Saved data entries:
_ _ _

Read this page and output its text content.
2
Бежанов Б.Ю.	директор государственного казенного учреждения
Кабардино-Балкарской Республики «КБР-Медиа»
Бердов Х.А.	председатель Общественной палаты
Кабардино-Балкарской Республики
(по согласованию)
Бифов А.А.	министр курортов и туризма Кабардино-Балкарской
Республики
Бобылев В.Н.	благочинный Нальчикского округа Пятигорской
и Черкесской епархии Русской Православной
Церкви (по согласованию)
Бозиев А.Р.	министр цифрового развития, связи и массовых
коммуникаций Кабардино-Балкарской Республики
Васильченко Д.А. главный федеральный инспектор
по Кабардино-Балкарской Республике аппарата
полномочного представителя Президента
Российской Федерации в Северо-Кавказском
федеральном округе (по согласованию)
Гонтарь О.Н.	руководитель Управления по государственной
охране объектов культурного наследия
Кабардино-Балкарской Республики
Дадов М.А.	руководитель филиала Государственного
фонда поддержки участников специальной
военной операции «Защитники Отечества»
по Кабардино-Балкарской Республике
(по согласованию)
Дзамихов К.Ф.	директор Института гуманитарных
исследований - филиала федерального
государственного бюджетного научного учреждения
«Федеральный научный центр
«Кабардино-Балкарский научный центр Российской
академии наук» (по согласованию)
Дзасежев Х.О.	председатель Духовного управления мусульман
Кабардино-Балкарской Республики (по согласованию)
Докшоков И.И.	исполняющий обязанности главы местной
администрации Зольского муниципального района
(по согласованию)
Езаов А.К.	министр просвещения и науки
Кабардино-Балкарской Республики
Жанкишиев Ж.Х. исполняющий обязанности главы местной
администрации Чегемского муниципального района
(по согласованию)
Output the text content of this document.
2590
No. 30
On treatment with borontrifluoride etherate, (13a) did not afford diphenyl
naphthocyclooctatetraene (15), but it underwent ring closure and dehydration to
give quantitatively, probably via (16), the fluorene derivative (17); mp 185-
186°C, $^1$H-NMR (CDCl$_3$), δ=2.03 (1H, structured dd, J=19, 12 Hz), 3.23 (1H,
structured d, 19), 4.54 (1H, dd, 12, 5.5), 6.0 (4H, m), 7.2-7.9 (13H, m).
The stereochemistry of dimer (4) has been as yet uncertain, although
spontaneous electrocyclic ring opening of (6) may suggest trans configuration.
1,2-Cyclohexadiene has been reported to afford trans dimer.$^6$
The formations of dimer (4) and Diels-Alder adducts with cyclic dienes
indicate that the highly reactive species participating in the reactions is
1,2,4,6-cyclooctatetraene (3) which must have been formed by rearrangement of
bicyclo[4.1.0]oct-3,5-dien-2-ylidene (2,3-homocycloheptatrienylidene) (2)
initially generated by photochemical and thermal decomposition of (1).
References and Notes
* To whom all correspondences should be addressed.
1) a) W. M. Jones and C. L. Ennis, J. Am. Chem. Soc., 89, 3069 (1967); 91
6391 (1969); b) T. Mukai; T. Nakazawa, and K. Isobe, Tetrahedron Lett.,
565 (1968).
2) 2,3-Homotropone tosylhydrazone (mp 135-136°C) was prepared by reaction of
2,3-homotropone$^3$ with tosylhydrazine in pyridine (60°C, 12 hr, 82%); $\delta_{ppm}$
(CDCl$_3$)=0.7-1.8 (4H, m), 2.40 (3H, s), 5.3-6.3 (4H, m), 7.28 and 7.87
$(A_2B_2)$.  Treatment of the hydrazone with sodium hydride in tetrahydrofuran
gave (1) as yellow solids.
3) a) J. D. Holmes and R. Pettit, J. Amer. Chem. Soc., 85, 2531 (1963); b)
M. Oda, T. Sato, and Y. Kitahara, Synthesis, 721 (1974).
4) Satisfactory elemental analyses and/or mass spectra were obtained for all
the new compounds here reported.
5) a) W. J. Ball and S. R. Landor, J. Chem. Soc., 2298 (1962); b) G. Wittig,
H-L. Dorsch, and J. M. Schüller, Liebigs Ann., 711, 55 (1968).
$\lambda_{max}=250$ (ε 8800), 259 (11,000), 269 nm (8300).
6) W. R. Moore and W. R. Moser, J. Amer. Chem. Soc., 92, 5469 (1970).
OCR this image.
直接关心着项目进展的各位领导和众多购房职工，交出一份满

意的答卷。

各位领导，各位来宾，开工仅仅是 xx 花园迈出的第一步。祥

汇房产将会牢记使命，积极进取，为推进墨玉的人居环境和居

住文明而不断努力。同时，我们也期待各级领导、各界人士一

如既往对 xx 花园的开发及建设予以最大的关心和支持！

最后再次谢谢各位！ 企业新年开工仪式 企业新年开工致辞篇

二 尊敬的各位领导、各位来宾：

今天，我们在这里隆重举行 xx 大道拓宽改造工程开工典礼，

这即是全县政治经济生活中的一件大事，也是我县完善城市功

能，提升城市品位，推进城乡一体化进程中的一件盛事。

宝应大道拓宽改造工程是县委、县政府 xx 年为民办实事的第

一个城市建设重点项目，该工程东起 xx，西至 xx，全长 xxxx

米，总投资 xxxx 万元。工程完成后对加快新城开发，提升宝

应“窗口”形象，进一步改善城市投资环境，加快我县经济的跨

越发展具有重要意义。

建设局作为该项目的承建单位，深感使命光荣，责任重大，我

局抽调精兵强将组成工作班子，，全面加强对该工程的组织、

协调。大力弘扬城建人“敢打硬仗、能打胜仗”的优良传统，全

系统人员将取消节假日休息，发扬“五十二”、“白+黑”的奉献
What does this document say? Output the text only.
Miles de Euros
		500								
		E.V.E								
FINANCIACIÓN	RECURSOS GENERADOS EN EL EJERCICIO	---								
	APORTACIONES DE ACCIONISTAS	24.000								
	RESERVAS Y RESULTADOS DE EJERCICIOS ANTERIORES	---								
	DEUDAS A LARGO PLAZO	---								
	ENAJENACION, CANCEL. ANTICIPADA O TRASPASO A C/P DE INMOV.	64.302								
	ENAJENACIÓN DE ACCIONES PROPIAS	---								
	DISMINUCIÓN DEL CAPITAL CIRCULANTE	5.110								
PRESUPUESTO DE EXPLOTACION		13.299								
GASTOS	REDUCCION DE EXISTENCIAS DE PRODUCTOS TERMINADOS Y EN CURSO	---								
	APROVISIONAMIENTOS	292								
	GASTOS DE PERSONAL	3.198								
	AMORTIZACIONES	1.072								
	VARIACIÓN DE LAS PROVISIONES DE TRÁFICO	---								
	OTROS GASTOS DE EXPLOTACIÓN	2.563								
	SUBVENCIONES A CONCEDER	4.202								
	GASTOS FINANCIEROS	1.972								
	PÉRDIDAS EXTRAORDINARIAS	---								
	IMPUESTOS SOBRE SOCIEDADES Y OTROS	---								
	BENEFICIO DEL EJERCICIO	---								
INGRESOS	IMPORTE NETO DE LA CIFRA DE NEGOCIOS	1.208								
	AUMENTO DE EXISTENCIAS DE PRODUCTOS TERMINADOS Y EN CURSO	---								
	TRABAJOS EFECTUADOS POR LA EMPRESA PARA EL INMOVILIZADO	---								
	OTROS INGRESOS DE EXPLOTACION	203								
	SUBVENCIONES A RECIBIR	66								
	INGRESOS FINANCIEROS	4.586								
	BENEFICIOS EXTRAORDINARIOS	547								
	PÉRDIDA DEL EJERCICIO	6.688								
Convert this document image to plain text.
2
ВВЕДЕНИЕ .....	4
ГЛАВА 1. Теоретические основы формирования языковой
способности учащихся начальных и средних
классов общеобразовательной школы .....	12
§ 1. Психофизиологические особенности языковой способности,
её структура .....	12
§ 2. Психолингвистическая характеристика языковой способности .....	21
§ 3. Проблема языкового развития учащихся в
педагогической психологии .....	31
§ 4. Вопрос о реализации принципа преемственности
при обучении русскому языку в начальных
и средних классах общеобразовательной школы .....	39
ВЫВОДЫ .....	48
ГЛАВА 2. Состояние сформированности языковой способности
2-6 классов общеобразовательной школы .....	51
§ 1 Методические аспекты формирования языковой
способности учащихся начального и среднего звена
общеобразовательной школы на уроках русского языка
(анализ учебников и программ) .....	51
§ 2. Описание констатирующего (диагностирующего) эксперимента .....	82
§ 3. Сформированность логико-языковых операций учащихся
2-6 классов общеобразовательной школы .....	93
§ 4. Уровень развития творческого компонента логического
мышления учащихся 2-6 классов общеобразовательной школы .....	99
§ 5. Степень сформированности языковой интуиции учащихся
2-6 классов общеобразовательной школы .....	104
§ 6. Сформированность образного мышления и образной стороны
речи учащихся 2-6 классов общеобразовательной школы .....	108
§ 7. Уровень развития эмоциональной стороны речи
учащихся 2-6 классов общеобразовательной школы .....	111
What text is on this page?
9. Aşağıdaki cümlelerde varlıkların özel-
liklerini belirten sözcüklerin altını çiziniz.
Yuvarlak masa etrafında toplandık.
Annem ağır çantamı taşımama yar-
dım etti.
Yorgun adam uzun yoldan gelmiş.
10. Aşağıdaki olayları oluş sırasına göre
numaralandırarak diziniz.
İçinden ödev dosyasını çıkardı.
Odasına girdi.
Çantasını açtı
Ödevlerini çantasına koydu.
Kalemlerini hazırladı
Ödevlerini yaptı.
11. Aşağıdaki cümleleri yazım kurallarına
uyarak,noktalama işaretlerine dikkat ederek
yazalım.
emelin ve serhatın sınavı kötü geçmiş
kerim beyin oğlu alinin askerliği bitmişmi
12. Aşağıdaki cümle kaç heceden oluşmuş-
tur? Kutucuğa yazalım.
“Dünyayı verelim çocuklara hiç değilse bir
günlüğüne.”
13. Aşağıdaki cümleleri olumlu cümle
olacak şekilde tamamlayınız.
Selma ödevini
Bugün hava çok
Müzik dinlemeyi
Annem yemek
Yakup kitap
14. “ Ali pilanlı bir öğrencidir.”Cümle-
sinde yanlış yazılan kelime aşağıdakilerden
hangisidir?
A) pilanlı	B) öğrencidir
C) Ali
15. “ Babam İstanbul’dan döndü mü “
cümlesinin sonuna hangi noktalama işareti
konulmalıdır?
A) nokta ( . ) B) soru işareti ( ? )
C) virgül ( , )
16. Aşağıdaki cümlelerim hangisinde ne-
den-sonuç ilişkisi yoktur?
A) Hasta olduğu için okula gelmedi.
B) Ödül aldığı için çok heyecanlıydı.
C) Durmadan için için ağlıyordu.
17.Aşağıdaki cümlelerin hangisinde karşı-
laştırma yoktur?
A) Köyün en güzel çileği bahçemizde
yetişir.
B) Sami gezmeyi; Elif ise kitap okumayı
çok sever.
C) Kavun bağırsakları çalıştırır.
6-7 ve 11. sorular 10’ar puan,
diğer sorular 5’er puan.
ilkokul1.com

_ _ _

## What you should do
Identify each line containing the string "формирования" and copy it out.

## Response
ГЛАВА 1. Теоретические основы формирования языковой
§ 1 Методические аспекты формирования языковой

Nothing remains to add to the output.